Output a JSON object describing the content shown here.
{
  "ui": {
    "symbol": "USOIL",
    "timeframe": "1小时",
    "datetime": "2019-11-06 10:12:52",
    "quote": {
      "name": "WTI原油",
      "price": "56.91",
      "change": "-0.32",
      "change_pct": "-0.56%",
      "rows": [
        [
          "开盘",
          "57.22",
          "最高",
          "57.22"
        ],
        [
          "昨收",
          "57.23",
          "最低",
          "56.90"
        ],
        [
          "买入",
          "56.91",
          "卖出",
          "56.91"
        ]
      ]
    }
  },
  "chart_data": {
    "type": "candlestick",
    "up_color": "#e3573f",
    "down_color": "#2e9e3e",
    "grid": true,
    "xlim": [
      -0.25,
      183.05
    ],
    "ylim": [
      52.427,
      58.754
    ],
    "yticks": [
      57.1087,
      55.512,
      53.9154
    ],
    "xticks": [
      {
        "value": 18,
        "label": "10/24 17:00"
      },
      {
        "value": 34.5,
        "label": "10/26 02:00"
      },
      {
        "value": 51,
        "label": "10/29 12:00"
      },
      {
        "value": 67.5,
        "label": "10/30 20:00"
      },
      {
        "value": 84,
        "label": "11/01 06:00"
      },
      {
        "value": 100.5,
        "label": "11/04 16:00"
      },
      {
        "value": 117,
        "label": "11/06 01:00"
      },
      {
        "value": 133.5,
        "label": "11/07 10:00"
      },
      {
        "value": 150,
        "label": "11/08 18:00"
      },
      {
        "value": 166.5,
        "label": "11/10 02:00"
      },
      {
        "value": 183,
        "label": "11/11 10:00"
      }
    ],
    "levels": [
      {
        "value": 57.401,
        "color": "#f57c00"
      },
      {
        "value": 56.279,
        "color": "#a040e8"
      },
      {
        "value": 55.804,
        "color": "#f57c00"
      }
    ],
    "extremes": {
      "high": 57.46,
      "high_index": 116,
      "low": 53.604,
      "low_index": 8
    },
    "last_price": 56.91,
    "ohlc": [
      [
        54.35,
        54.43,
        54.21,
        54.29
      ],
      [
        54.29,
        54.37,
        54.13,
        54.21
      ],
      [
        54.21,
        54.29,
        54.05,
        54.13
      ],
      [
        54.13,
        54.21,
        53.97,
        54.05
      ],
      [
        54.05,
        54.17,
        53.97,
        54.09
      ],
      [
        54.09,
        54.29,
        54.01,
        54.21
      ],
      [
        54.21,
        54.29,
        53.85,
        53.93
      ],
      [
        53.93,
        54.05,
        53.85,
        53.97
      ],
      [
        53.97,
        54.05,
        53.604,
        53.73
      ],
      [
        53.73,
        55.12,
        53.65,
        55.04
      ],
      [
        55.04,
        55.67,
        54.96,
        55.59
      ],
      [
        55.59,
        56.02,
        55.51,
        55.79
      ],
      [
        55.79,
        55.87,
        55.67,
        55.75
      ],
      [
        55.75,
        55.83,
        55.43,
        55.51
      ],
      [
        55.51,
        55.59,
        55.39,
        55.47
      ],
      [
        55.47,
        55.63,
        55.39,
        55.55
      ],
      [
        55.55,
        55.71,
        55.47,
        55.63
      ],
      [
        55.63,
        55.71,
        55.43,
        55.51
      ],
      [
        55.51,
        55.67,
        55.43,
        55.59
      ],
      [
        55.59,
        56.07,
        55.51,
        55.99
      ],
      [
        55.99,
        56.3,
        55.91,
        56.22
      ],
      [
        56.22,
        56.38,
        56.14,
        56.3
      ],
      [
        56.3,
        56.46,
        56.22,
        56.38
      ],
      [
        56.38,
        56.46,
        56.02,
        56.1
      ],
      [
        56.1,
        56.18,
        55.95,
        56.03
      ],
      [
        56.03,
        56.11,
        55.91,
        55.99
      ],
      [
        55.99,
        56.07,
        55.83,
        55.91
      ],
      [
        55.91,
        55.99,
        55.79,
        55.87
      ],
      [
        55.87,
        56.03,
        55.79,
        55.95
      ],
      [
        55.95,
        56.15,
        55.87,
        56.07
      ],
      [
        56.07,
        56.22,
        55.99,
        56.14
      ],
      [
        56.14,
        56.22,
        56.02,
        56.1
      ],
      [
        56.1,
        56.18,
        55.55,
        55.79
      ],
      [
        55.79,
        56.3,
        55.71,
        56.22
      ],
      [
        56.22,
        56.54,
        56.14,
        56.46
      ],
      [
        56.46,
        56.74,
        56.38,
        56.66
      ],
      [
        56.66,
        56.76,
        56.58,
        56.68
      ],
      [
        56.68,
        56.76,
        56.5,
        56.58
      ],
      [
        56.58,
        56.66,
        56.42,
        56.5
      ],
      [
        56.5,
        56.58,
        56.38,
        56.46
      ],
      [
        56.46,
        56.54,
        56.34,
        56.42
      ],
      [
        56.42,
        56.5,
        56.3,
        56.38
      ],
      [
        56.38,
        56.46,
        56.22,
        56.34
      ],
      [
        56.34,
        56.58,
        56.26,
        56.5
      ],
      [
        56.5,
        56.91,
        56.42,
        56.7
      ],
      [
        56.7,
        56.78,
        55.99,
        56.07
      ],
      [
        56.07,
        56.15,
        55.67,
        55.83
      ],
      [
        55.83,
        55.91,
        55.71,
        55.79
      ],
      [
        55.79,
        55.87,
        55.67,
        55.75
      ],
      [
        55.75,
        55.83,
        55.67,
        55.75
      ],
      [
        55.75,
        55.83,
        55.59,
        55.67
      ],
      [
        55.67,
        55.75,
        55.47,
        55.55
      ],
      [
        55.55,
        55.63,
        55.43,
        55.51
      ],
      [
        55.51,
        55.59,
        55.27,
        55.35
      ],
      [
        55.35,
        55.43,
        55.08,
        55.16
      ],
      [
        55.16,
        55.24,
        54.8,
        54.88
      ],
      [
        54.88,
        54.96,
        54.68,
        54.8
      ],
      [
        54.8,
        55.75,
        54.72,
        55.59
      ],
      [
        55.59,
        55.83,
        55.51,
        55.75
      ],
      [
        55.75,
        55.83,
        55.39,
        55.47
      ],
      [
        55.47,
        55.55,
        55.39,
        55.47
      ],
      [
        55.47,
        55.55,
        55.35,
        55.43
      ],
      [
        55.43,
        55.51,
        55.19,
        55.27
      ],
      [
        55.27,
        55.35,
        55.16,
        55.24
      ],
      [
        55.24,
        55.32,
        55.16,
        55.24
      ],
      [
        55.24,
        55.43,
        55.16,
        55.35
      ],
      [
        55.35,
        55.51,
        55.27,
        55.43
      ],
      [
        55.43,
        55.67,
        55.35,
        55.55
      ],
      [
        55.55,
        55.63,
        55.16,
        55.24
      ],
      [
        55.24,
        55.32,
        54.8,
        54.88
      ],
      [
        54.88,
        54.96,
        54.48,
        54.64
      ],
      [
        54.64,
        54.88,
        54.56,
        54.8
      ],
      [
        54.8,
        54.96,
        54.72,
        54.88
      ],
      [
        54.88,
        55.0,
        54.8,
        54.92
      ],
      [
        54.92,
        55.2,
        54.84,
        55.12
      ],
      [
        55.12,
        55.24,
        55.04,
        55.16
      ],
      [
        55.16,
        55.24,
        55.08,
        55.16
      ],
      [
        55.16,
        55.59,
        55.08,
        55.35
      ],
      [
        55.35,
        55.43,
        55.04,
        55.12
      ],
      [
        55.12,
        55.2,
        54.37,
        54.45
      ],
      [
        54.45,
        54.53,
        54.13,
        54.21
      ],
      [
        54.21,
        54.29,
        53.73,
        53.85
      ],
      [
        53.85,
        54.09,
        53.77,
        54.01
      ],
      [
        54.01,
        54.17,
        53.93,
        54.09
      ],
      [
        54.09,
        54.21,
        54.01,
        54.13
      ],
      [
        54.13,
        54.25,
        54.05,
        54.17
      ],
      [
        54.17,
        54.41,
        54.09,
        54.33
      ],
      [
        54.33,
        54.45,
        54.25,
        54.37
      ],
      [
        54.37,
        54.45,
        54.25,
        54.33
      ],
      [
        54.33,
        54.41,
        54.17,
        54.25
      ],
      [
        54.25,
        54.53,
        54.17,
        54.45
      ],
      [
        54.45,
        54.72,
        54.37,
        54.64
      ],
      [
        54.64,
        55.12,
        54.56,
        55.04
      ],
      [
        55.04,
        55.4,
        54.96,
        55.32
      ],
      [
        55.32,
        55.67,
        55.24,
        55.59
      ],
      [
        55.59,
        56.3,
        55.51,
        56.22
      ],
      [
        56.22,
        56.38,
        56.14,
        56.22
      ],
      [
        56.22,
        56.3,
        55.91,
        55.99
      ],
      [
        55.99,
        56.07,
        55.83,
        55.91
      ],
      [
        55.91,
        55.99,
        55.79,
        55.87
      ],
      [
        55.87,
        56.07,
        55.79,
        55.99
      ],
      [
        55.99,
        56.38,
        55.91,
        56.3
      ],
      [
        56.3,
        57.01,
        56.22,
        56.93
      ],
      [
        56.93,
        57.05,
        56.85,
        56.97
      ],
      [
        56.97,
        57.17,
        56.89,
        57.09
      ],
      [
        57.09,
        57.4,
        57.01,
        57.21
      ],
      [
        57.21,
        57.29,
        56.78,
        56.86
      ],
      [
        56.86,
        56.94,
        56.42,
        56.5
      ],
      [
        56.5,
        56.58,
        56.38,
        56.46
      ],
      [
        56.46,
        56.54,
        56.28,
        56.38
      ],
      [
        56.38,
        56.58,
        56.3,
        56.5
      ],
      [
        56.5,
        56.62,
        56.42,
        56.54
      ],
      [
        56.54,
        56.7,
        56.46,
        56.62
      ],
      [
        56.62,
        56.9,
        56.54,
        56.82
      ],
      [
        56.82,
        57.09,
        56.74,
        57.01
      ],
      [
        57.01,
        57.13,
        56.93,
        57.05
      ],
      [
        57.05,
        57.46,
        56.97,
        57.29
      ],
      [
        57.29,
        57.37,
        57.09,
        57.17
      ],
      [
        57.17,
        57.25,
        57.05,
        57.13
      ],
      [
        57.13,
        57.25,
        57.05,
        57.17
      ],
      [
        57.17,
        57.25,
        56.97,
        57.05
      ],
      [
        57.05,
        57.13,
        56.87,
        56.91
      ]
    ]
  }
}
------------
Search the data for the string "label". List each line that has it.

        "label": "10/24 17:00"
        "label": "10/26 02:00"
        "label": "10/29 12:00"
        "label": "10/30 20:00"
        "label": "11/01 06:00"
        "label": "11/04 16:00"
        "label": "11/06 01:00"
        "label": "11/07 10:00"
        "label": "11/08 18:00"
        "label": "11/10 02:00"
        "label": "11/11 10:00"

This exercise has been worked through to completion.